### WHAT YOU HAVE TO DO
Omit all pictures and give the records below again exactly as written.

### PROVIDED MATERIAL
------------------------------
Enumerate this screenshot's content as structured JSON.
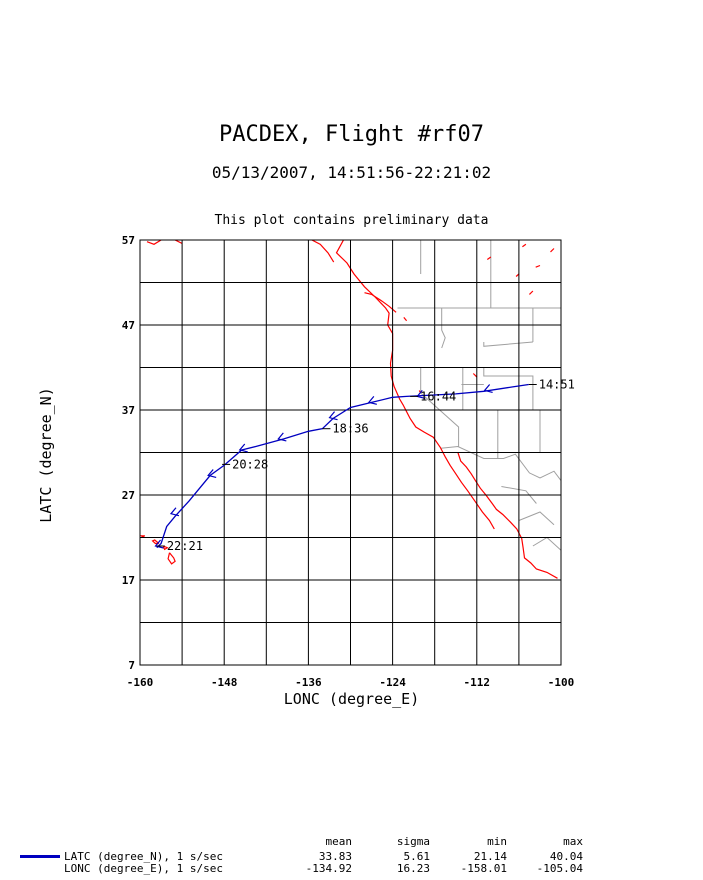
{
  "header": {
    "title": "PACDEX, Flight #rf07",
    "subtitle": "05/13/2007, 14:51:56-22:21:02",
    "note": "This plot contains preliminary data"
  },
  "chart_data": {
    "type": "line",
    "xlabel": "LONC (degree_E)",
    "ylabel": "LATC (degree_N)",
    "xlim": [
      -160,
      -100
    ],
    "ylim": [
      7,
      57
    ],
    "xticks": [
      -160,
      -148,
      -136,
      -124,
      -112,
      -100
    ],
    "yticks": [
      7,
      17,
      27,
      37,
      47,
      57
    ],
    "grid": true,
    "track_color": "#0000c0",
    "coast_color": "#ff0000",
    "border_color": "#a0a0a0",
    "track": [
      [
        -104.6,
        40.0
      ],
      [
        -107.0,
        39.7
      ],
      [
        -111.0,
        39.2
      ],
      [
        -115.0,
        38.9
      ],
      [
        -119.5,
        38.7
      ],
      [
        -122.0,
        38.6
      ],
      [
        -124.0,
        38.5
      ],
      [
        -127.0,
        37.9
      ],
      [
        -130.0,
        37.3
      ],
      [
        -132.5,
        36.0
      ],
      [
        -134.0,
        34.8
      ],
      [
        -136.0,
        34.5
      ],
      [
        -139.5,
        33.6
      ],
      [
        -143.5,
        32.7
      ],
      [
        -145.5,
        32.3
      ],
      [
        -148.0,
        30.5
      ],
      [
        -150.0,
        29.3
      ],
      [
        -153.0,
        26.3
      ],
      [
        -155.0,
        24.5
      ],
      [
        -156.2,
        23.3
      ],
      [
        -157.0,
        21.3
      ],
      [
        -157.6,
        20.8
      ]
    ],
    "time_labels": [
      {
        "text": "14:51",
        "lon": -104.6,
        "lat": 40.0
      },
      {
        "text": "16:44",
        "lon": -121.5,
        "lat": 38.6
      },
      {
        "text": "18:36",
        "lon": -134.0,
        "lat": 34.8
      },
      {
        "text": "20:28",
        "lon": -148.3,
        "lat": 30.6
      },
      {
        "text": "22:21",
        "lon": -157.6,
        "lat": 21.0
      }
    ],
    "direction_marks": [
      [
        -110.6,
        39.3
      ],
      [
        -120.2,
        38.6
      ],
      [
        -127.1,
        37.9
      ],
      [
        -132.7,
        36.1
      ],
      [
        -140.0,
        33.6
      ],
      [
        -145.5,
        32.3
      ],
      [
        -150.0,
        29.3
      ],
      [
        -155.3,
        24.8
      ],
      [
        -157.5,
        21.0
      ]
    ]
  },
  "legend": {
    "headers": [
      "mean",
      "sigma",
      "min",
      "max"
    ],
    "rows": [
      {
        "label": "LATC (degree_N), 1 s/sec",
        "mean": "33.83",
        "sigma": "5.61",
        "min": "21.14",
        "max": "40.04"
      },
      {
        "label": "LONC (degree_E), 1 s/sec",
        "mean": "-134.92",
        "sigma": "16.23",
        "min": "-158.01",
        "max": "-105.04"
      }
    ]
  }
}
------------------------------
### WRITTEN RESPONSE
Enumerate this screenshot's content as structured JSON.
{
  "header": {
    "title": "PACDEX, Flight #rf07",
    "subtitle": "05/13/2007, 14:51:56-22:21:02",
    "note": "This plot contains preliminary data"
  },
  "chart_data": {
    "type": "line",
    "xlabel": "LONC (degree_E)",
    "ylabel": "LATC (degree_N)",
    "xlim": [
      -160,
      -100
    ],
    "ylim": [
      7,
      57
    ],
    "xticks": [
      -160,
      -148,
      -136,
      -124,
      -112,
      -100
    ],
    "yticks": [
      7,
      17,
      27,
      37,
      47,
      57
    ],
    "grid": true,
    "track_color": "#0000c0",
    "coast_color": "#ff0000",
    "border_color": "#a0a0a0",
    "track": [
      [
        -104.6,
        40.0
      ],
      [
        -107.0,
        39.7
      ],
      [
        -111.0,
        39.2
      ],
      [
        -115.0,
        38.9
      ],
      [
        -119.5,
        38.7
      ],
      [
        -122.0,
        38.6
      ],
      [
        -124.0,
        38.5
      ],
      [
        -127.0,
        37.9
      ],
      [
        -130.0,
        37.3
      ],
      [
        -132.5,
        36.0
      ],
      [
        -134.0,
        34.8
      ],
      [
        -136.0,
        34.5
      ],
      [
        -139.5,
        33.6
      ],
      [
        -143.5,
        32.7
      ],
      [
        -145.5,
        32.3
      ],
      [
        -148.0,
        30.5
      ],
      [
        -150.0,
        29.3
      ],
      [
        -153.0,
        26.3
      ],
      [
        -155.0,
        24.5
      ],
      [
        -156.2,
        23.3
      ],
      [
        -157.0,
        21.3
      ],
      [
        -157.6,
        20.8
      ]
    ],
    "time_labels": [
      {
        "text": "14:51",
        "lon": -104.6,
        "lat": 40.0
      },
      {
        "text": "16:44",
        "lon": -121.5,
        "lat": 38.6
      },
      {
        "text": "18:36",
        "lon": -134.0,
        "lat": 34.8
      },
      {
        "text": "20:28",
        "lon": -148.3,
        "lat": 30.6
      },
      {
        "text": "22:21",
        "lon": -157.6,
        "lat": 21.0
      }
    ],
    "direction_marks": [
      [
        -110.6,
        39.3
      ],
      [
        -120.2,
        38.6
      ],
      [
        -127.1,
        37.9
      ],
      [
        -132.7,
        36.1
      ],
      [
        -140.0,
        33.6
      ],
      [
        -145.5,
        32.3
      ],
      [
        -150.0,
        29.3
      ],
      [
        -155.3,
        24.8
      ],
      [
        -157.5,
        21.0
      ]
    ]
  },
  "legend": {
    "headers": [
      "mean",
      "sigma",
      "min",
      "max"
    ],
    "rows": [
      {
        "label": "LATC (degree_N), 1 s/sec",
        "mean": "33.83",
        "sigma": "5.61",
        "min": "21.14",
        "max": "40.04"
      },
      {
        "label": "LONC (degree_E), 1 s/sec",
        "mean": "-134.92",
        "sigma": "16.23",
        "min": "-158.01",
        "max": "-105.04"
      }
    ]
  }
}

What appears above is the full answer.